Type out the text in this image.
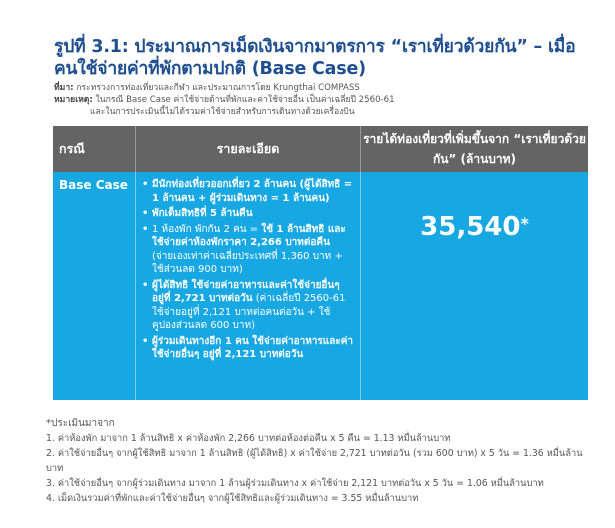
รูปที่ 3.1: ประมาณการเม็ดเงินจากมาตรการ “เราเที่ยวด้วยกัน” – เมื่อคนใช้จ่ายค่าที่พักตามปกติ (Base Case)
ที่มา: กระทรวงการท่องเที่ยวและกีฬา และประมาณการโดย Krungthai COMPASS
หมายเหตุ: ในกรณี Base Case ค่าใช้จ่ายด้านที่พักและค่าใช้จ่ายอื่น เป็นค่าเฉลี่ยปี 2560-61
และในการประเมินนี้ไม่ได้รวมค่าใช้จ่ายสำหรับการเดินทางด้วยเครื่องบิน
กรณี	รายละเอียด
รายได้ท่องเที่ยวที่เพิ่มขึ้นจาก “เราเที่ยวด้วยกัน” (ล้านบาท)
Base Case
•	มีนักท่องเที่ยวออกเที่ยว 2 ล้านคน (ผู้ได้สิทธิ = 1 ล้านคน + ผู้ร่วมเดินทาง = 1 ล้านคน)
• พักเต็มสิทธิที่ 5 ล้านคืน
• 1 ห้องพัก พักกัน 2 คน = ใช้ 1 ล้านสิทธิ และใช้จ่ายค่าห้องพักราคา 2,266 บาทต่อคืน (จ่ายเองเท่าค่าเฉลี่ยประเทศที่ 1,360 บาท + ใช้ส่วนลด 900 บาท)
• ผู้ได้สิทธิ ใช้จ่ายค่าอาหารและค่าใช้จ่ายอื่นๆ อยู่ที่ 2,721 บาทต่อวัน (ค่าเฉลี่ยปี 2560-61 ใช้จ่ายอยู่ที่ 2,121 บาทต่อคนต่อวัน + ใช้คูปองส่วนลด 600 บาท)
• ผู้ร่วมเดินทางอีก 1 คน ใช้จ่ายค่าอาหารและค่าใช้จ่ายอื่นๆ อยู่ที่ 2,121 บาทต่อวัน
35,540*

*ประเมินมาจาก

1. ค่าห้องพัก มาจาก 1 ล้านสิทธิ x ค่าห้องพัก 2,266 บาทต่อห้องต่อคืน x 5 คืน = 1.13 หมื่นล้านบาท

2. ค่าใช้จ่ายอื่นๆ จากผู้ใช้สิทธิ มาจาก 1 ล้านสิทธิ (ผู้ได้สิทธิ) x ค่าใช้จ่าย 2,721 บาทต่อวัน (รวม 600 บาท) x 5 วัน = 1.36 หมื่นล้านบาท

3. ค่าใช้จ่ายอื่นๆ จากผู้ร่วมเดินทาง มาจาก 1 ล้านผู้ร่วมเดินทาง x ค่าใช้จ่าย 2,121 บาทต่อวัน x 5 วัน = 1.06 หมื่นล้านบาท

4. เม็ดเงินรวมค่าที่พักและค่าใช้จ่ายอื่นๆ จากผู้ใช้สิทธิและผู้ร่วมเดินทาง = 3.55 หมื่นล้านบาท
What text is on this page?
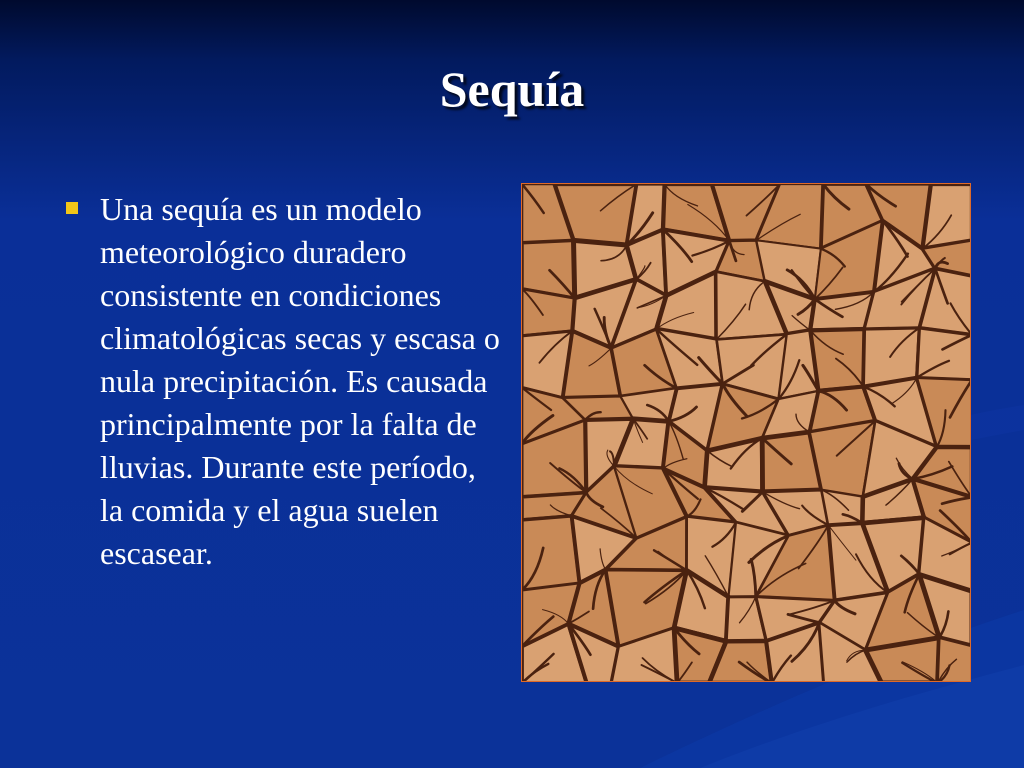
Sequía
Una sequía es un modelo meteorológico duradero consistente en condiciones climatológicas secas y escasa o nula precipitación. Es causada principalmente por la falta de lluvias. Durante este período, la comida y el agua suelen escasear.
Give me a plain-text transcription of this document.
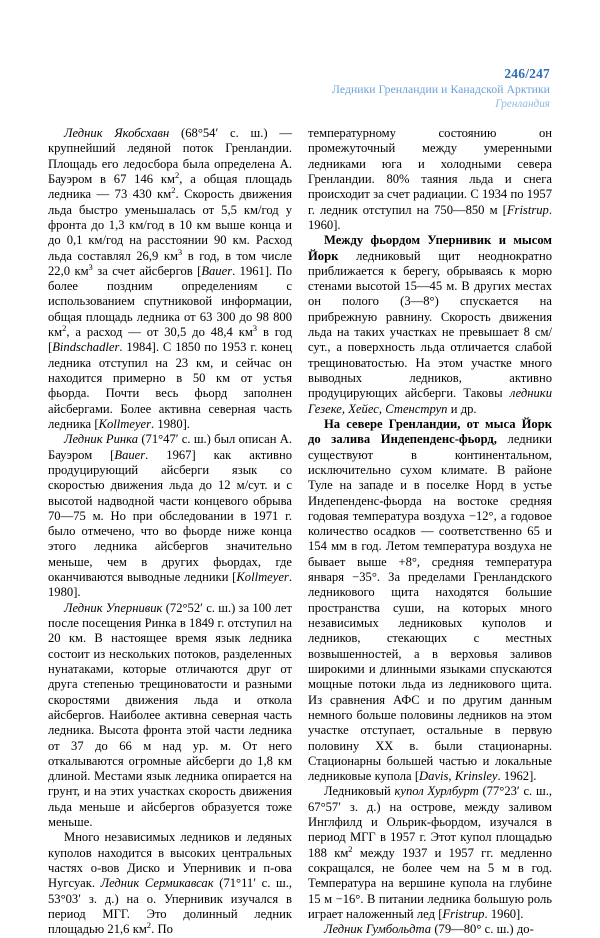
246/247
Ледники Гренландии и Канадской Арктики
Гренландия

Ледник Якобсхавн (68°54′ с. ш.) — крупнейший ледяной поток Гренландии. Площадь его ледосбора была определена А. Бауэром в 67 146 $км^2$, а общая площадь ледника — 73 430 $км^2$. Скорость движения льда быстро уменьшалась от 5,5 км/год у фронта до 1,3 км/год в 10 км выше конца и до 0,1 км/год на расстоянии 90 км. Расход льда составлял 26,9 $км^3$ в год, в том числе 22,0 $км^3$ за счет айсбергов [Bauer. 1961]. По более поздним определениям с использованием спутниковой информации, общая площадь ледника от 63 300 до 98 800 $км^2$, а расход — от 30,5 до 48,4 $км^3$ в год [Bindschadler. 1984]. С 1850 по 1953 г. конец ледника отступил на 23 км, и сейчас он находится примерно в 50 км от устья фьорда. Почти весь фьорд заполнен айсбергами. Более активна северная часть ледника [Kollmeyer. 1980].

Ледник Ринка (71°47′ с. ш.) был описан А. Бауэром [Bauer. 1967] как активно продуцирующий айсберги язык со скоростью движения льда до 12 м/сут. и с высотой надводной части концевого обрыва 70—75 м. Но при обследовании в 1971 г. было отмечено, что во фьорде ниже конца этого ледника айсбергов значительно меньше, чем в других фьордах, где оканчиваются выводные ледники [Kollmeyer. 1980].

Ледник Упернивик (72°52′ с. ш.) за 100 лет после посещения Ринка в 1849 г. отступил на 20 км. В настоящее время язык ледника состоит из нескольких потоков, разделенных нунатаками, которые отличаются друг от друга степенью трещиноватости и разными скоростями движения льда и откола айсбергов. Наиболее активна северная часть ледника. Высота фронта этой части ледника от 37 до 66 м над ур. м. От него откалываются огромные айсберги до 1,8 км длиной. Местами язык ледника опирается на грунт, и на этих участках скорость движения льда меньше и айсбергов образуется тоже меньше.

Много независимых ледников и ледяных куполов находится в высоких центральных частях о-вов Диско и Упернивик и п-ова Нугсуак. Ледник Сермикавсак (71°11′ с. ш., 53°03′ з. д.) на о. Упернивик изучался в период МГГ. Это долинный ледник площадью 21,6 $км^2$. По

температурному состоянию он промежуточный между умеренными ледниками юга и холодными севера Гренландии. 80% таяния льда и снега происходит за счет радиации. С 1934 по 1957 г. ледник отступил на 750—850 м [Fristrup. 1960].

Между фьордом Упернивик и мысом Йорк ледниковый щит неоднократно приближается к берегу, обрываясь к морю стенами высотой 15—45 м. В других местах он полого (3—8°) спускается на прибрежную равнину. Скорость движения льда на таких участках не превышает 8 см/сут., а поверхность льда отличается слабой трещиноватостью. На этом участке много выводных ледников, активно продуцирующих айсберги. Таковы ледники Гезеке, Хейес, Стенструп и др.

На севере Гренландии, от мыса Йорк до залива Индепенденс-фьорд, ледники существуют в континентальном, исключительно сухом климате. В районе Туле на западе и в поселке Норд в устье Индепенденс-фьорда на востоке средняя годовая температура воздуха −12°, а годовое количество осадков — соответственно 65 и 154 мм в год. Летом температура воздуха не бывает выше +8°, средняя температура января −35°. За пределами Гренландского ледникового щита находятся большие пространства суши, на которых много независимых ледниковых куполов и ледников, стекающих с местных возвышенностей, а в верховья заливов широкими и длинными языками спускаются мощные потоки льда из ледникового щита. Из сравнения АФС и по другим данным немного больше половины ледников на этом участке отступает, остальные в первую половину XX в. были стационарны. Стационарны большей частью и локальные ледниковые купола [Davis, Krinsley. 1962].

Ледниковый купол Хурлбурт (77°23′ с. ш., 67°57′ з. д.) на острове, между заливом Инглфилд и Ольрик-фьордом, изучался в период МГГ в 1957 г. Этот купол площадью 188 $км^2$ между 1937 и 1957 гг. медленно сокращался, не более чем на 5 м в год. Температура на вершине купола на глубине 15 м −16°. В питании ледника большую роль играет наложенный лед [Fristrup. 1960].

Ледник Гумбольдта (79—80° с. ш.) до-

§

**Work to be completed:** Select and copy every line from the records that includes the word "าอาหารและค".

**Answer in full:**
• ผู้ได้สิทธิ ใช้จ่ายค่าอาหารและค่าใช้จ่ายอื่นๆ อยู่ที่ 2,721 บาทต่อวัน (ค่าเฉลี่ยปี 2560-61 ใช้จ่ายอยู่ที่ 2,121 บาทต่อคนต่อวัน + ใช้คูปองส่วนลด 600 บาท)
• ผู้ร่วมเดินทางอีก 1 คน ใช้จ่ายค่าอาหารและค่าใช้จ่ายอื่นๆ อยู่ที่ 2,121 บาทต่อวัน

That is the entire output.